*Objective*. From the entries below, say how many lines carry the word "text", and give nothing but the number.

+++ Recorded data

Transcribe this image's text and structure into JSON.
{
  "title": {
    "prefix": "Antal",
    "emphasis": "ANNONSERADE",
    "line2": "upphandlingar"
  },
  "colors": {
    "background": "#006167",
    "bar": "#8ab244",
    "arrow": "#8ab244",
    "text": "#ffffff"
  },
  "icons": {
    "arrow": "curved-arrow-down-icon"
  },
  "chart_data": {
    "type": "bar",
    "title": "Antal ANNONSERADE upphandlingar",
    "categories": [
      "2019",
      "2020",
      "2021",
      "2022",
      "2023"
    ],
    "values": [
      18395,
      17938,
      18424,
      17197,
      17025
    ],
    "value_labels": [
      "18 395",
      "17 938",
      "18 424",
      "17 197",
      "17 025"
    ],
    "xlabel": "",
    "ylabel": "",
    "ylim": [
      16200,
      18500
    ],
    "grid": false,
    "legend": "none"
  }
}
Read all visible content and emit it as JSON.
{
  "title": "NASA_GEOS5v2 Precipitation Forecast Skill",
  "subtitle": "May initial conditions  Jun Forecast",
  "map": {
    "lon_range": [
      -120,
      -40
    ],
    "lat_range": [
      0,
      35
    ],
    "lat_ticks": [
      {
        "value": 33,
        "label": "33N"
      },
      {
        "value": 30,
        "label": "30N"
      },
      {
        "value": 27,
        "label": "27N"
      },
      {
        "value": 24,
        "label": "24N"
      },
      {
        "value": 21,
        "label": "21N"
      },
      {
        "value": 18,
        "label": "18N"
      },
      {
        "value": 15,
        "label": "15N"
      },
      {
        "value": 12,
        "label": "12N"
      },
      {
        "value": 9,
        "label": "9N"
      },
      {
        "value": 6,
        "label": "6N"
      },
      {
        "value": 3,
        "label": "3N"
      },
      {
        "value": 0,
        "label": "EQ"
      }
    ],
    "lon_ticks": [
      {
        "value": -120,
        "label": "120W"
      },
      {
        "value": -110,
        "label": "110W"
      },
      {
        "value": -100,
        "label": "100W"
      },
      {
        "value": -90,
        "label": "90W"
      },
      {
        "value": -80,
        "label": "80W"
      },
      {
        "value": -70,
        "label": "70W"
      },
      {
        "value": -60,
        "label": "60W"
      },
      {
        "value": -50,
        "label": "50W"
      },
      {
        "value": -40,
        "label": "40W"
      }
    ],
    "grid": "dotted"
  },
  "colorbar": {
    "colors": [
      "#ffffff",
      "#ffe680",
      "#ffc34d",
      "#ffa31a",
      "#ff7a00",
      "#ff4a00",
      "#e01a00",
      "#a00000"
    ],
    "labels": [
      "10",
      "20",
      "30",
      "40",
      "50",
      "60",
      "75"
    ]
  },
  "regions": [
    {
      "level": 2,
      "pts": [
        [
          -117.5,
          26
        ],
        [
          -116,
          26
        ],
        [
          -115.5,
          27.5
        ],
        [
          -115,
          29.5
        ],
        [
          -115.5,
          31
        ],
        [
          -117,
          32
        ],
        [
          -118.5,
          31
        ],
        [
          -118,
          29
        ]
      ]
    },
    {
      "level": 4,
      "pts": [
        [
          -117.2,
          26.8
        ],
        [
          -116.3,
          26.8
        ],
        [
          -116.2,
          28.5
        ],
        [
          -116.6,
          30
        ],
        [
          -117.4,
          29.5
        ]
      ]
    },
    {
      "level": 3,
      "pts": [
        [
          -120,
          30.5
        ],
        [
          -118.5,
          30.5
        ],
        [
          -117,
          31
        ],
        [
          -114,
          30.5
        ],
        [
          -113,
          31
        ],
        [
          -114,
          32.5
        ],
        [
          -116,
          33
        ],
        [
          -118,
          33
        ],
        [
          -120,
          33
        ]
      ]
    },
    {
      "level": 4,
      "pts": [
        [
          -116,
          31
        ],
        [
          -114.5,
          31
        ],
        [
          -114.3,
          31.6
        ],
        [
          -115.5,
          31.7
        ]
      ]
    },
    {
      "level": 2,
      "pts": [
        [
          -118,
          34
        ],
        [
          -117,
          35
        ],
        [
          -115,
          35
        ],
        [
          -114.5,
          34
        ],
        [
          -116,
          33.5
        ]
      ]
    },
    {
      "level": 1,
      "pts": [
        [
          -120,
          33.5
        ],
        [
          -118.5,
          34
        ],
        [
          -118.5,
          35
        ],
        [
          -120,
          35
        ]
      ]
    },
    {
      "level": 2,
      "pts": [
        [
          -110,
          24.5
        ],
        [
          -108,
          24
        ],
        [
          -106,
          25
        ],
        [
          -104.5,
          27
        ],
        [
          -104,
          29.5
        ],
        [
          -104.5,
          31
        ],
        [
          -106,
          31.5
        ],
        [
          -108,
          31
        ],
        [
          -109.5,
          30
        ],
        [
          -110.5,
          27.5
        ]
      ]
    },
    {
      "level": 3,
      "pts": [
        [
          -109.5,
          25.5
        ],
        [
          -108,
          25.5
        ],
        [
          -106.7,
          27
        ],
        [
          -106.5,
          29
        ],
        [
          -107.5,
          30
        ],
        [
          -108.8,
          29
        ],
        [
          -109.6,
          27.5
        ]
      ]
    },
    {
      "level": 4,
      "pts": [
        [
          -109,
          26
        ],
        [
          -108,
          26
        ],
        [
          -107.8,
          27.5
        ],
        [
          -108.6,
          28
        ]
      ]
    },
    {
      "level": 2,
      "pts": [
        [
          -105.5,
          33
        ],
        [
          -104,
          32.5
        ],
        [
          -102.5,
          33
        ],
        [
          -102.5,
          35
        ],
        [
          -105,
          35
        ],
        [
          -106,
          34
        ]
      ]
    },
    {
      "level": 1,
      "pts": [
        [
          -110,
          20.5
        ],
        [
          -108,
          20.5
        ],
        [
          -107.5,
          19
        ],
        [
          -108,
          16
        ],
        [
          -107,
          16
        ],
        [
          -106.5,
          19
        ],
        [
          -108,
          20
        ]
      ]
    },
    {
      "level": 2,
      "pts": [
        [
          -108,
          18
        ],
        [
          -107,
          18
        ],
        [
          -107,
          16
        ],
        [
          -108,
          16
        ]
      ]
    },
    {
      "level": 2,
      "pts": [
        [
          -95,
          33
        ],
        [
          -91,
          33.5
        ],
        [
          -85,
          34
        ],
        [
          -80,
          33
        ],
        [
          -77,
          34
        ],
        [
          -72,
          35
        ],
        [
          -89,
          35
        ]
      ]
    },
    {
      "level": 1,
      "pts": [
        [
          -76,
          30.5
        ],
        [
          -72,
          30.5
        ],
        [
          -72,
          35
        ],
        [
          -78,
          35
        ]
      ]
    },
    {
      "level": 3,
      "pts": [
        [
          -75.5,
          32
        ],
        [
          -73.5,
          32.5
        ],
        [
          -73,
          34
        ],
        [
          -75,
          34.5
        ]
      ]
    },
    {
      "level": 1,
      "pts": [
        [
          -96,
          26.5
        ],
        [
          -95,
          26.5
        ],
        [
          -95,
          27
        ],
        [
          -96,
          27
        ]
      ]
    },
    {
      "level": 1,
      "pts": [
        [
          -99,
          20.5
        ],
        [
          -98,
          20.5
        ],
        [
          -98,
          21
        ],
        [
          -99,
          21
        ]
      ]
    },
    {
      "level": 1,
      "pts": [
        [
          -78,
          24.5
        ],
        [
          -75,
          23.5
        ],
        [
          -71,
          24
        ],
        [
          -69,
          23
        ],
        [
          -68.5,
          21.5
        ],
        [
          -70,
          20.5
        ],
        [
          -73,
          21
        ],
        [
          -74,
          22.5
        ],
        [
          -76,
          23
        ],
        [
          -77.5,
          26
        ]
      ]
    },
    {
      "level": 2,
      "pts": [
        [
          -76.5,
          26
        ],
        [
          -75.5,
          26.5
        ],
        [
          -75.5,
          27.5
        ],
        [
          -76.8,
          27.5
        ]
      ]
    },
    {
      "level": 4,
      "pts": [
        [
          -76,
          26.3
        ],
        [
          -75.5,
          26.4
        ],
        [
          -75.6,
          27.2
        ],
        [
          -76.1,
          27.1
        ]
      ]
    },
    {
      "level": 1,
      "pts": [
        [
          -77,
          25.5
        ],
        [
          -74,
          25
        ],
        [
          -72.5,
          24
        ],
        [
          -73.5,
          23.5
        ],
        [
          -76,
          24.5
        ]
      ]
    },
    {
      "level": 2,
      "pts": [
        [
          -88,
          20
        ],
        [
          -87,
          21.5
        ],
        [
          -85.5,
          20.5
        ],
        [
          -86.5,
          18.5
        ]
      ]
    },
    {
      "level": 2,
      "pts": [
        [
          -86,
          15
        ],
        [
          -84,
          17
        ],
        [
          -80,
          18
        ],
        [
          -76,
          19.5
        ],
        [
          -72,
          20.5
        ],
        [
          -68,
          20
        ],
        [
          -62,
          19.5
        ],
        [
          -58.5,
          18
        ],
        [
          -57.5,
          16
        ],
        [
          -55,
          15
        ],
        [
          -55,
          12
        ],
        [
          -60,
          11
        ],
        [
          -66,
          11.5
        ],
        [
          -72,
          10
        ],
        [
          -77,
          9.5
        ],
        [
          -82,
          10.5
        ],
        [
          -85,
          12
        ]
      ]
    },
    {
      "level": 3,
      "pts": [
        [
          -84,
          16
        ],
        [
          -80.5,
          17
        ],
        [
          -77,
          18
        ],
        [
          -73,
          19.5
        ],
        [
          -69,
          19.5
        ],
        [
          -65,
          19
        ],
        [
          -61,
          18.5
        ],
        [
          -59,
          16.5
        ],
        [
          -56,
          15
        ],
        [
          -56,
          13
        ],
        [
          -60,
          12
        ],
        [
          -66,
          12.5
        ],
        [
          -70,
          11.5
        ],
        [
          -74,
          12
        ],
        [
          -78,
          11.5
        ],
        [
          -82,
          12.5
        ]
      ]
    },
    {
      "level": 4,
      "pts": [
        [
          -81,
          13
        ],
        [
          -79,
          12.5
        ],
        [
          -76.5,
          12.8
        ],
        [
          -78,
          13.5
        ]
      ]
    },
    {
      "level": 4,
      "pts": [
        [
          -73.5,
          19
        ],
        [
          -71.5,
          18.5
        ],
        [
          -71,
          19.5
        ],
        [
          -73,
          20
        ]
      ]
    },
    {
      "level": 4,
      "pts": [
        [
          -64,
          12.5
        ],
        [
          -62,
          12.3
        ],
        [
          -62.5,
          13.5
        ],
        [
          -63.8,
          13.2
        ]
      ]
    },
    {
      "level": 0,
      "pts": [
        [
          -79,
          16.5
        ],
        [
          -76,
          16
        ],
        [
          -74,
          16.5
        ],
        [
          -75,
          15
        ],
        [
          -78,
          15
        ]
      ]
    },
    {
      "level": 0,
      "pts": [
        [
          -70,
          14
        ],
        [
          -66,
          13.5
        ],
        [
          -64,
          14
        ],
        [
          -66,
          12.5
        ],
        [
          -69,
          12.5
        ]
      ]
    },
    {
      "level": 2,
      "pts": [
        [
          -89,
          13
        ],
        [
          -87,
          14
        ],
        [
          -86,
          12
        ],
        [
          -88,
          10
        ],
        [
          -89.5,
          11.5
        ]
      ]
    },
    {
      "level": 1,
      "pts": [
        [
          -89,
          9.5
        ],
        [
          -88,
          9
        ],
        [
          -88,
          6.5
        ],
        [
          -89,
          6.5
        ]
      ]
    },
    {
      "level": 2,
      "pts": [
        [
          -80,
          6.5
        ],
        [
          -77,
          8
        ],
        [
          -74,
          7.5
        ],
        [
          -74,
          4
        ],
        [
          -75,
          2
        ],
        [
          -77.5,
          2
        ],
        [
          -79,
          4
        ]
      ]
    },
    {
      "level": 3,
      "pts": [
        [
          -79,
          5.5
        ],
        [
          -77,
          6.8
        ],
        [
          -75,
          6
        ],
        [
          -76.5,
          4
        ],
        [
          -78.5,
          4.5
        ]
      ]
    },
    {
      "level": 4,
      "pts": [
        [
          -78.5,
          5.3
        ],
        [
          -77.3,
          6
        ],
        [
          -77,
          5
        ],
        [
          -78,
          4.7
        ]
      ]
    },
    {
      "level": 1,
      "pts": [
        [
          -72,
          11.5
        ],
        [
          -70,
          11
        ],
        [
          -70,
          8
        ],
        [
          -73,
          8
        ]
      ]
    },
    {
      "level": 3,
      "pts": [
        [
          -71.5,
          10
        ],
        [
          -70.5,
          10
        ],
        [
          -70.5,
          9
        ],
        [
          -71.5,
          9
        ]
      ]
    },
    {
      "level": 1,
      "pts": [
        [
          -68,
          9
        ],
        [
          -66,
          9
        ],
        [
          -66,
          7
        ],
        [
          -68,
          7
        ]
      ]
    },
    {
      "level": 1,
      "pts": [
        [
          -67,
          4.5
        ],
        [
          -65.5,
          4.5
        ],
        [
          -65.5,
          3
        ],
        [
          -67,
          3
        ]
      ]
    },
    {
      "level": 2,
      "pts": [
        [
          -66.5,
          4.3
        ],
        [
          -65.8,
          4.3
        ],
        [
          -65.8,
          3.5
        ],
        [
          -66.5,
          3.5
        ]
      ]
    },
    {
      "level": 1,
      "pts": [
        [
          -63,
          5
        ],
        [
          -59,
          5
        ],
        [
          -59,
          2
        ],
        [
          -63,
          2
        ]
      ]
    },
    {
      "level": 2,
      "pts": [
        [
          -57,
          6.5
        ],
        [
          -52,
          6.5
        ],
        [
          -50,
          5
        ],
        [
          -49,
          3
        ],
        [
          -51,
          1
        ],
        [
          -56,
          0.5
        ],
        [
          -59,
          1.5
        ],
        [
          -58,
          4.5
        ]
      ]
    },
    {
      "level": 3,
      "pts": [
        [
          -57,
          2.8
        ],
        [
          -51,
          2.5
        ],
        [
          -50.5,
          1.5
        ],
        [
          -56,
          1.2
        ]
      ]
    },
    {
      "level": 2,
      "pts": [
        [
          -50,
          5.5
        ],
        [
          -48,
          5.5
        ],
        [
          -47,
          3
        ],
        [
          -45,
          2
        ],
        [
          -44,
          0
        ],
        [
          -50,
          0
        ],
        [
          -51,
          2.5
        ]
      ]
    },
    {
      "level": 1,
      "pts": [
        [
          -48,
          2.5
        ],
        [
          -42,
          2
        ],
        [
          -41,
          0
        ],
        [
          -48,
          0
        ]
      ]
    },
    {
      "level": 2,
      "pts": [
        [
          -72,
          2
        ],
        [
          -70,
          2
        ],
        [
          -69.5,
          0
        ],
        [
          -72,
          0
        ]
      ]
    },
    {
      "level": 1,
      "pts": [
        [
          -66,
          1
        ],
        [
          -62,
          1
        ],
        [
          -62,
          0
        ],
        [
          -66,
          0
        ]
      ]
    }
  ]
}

++++++

*Result of the exercise*. 2